- _Written problem_:
For the records that follow, return only the count of lines containing the string "Helene".

- _Supplied records_:

§

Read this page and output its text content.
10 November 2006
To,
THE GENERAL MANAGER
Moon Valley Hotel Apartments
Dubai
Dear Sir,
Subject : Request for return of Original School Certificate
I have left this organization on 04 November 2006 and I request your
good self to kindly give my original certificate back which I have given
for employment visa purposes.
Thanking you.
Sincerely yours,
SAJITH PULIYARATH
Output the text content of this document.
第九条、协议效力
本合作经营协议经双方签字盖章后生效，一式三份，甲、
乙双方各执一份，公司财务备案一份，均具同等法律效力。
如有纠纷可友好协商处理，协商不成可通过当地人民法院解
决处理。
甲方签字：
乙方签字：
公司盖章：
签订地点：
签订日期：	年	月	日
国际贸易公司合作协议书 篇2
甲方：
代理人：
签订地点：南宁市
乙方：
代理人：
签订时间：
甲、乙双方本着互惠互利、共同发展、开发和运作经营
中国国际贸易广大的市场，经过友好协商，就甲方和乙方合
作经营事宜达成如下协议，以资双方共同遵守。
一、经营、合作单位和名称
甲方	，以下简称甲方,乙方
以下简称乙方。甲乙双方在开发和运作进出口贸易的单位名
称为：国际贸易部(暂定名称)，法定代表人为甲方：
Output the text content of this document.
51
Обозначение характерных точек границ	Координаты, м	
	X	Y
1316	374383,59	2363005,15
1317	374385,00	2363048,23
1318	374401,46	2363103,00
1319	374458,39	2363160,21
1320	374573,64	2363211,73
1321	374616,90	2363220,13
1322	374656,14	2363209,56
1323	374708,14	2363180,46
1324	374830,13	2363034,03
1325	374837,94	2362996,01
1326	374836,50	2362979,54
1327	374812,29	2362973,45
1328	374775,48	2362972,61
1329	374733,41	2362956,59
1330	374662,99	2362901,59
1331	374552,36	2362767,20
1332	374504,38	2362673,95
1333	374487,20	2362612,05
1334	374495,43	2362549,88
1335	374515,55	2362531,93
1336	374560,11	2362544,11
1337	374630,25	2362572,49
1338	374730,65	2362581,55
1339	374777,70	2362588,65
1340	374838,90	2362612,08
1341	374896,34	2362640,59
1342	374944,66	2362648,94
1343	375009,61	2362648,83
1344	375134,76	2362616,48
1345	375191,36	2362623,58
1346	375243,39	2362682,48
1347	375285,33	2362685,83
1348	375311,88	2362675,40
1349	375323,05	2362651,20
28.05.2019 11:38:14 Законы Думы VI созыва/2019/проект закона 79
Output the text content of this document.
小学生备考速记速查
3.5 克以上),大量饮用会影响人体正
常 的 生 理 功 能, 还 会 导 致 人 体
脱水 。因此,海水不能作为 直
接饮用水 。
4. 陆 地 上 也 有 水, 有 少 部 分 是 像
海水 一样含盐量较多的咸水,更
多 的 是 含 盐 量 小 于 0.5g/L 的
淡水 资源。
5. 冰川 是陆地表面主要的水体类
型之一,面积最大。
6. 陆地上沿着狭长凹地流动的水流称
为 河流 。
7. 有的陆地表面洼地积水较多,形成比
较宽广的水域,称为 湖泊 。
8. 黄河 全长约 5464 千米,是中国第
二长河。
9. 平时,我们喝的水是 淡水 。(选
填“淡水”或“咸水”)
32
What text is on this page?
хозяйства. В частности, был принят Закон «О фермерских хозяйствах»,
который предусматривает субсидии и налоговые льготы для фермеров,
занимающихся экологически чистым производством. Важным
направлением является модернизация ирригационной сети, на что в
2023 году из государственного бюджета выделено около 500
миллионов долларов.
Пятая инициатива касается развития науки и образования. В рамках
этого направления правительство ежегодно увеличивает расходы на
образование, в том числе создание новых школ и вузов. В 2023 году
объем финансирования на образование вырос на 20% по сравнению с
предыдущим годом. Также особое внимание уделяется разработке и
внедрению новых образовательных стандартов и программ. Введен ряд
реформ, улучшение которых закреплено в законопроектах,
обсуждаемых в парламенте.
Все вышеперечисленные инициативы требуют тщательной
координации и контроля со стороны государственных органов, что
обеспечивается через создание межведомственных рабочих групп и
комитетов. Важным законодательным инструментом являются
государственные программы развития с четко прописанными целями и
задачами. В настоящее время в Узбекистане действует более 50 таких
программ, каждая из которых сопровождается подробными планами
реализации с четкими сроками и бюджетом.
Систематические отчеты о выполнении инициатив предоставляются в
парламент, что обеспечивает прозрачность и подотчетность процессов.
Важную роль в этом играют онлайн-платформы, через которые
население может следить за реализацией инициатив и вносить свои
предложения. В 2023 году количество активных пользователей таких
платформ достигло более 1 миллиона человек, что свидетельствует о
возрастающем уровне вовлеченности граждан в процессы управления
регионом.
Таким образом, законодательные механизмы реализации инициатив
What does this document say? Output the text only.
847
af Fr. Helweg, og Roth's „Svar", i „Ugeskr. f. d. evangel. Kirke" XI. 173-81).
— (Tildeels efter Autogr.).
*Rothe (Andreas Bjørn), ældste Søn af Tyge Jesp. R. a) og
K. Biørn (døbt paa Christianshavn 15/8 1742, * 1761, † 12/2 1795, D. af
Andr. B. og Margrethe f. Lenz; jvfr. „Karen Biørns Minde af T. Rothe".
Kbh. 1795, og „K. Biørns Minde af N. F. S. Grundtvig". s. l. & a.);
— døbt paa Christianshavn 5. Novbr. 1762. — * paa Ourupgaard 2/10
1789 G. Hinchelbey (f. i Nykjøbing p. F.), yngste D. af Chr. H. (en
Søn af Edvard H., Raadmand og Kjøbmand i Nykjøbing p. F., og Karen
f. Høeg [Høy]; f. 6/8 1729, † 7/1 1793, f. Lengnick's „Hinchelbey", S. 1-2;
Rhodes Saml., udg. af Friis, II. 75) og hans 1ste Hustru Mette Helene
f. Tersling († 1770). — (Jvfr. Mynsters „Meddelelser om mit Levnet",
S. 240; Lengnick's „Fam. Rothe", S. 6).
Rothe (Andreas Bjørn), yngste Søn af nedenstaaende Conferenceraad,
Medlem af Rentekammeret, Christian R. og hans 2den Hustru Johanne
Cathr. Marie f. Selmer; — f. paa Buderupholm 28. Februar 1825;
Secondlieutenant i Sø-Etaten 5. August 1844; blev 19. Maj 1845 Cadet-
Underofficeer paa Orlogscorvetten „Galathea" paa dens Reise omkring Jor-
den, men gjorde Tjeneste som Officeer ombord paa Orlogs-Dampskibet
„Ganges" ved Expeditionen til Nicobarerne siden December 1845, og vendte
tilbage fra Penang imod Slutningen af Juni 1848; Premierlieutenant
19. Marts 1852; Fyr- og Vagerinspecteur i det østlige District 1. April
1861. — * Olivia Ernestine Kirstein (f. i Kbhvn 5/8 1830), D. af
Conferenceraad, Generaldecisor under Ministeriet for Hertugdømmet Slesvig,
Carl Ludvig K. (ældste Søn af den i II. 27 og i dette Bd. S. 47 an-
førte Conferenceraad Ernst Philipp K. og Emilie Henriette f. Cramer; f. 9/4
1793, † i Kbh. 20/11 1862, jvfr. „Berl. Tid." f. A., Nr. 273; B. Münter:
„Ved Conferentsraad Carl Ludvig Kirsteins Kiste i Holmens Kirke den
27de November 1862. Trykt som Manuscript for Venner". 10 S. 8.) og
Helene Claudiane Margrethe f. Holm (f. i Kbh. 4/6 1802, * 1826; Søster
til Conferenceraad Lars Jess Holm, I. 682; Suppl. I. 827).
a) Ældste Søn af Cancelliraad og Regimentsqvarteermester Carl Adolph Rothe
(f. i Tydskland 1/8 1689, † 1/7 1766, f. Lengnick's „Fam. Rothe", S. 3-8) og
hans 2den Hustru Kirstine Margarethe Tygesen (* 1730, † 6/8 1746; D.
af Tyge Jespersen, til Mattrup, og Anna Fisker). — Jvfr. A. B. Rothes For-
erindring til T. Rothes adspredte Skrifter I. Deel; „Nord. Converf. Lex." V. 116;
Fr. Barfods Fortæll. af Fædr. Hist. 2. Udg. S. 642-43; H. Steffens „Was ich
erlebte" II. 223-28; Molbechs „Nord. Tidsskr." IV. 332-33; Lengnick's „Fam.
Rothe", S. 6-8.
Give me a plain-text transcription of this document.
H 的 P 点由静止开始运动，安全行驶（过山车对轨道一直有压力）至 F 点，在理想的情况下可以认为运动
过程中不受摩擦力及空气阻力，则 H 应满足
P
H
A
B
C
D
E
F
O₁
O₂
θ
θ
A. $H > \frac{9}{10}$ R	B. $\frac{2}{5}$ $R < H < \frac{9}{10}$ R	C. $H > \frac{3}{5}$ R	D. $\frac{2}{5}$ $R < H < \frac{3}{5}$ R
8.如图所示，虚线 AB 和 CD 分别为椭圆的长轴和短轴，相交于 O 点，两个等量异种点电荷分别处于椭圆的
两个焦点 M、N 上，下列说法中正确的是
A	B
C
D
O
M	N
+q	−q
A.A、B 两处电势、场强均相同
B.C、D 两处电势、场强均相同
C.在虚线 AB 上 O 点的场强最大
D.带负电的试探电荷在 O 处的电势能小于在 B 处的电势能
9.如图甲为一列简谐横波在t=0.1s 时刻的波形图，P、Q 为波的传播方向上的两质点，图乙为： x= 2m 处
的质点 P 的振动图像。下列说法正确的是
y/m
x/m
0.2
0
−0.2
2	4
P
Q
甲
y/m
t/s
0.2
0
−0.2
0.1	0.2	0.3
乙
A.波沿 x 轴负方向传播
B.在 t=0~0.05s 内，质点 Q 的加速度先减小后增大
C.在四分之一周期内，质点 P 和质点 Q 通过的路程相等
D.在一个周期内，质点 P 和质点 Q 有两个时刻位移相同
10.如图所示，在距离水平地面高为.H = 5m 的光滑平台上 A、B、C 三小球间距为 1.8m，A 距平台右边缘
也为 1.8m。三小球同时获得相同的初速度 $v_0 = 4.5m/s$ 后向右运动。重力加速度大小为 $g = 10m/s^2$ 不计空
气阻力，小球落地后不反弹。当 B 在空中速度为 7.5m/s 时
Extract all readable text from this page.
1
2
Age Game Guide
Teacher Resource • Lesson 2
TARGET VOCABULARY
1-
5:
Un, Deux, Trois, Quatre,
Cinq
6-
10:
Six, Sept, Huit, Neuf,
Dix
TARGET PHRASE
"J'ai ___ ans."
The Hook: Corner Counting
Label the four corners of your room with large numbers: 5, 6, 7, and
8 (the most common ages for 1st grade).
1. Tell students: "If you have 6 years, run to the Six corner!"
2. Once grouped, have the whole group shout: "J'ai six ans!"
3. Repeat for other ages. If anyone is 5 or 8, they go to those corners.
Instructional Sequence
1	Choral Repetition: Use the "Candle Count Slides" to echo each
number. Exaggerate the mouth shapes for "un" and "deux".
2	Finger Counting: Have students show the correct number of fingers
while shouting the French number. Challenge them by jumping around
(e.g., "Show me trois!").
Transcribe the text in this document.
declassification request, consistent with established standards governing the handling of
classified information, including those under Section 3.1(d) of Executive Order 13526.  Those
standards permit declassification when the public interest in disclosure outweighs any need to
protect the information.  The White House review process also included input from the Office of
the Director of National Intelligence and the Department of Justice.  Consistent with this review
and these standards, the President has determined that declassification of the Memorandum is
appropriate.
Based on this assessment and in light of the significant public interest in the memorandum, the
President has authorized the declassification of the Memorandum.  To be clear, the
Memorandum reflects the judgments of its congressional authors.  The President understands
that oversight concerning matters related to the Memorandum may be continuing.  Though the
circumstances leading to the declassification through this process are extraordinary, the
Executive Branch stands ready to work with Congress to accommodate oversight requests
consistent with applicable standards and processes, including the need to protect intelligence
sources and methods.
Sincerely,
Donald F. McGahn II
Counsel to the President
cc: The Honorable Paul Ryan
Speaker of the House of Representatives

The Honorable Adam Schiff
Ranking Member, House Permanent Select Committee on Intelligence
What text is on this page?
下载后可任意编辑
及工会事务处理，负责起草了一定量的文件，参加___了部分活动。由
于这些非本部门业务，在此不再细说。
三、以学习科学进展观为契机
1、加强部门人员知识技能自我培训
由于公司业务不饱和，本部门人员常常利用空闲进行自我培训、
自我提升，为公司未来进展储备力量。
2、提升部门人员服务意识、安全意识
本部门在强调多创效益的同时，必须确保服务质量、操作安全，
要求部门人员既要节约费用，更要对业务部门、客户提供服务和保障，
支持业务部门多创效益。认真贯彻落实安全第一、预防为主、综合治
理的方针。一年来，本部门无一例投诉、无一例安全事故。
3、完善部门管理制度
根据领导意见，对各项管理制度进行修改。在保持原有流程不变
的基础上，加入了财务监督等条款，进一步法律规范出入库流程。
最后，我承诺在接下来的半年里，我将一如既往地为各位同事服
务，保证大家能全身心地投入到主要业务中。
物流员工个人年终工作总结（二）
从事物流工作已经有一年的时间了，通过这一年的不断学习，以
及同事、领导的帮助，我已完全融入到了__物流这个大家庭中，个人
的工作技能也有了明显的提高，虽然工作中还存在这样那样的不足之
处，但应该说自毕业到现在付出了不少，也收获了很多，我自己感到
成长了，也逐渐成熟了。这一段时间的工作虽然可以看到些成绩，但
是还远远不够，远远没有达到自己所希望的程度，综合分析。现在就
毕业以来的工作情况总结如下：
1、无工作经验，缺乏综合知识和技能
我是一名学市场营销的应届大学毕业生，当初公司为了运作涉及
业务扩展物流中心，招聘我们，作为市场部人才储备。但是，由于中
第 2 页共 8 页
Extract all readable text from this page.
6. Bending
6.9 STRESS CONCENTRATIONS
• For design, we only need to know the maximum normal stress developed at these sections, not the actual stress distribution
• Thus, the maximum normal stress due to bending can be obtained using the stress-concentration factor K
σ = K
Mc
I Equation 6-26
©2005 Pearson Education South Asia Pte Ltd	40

§

- _Written answer_:
2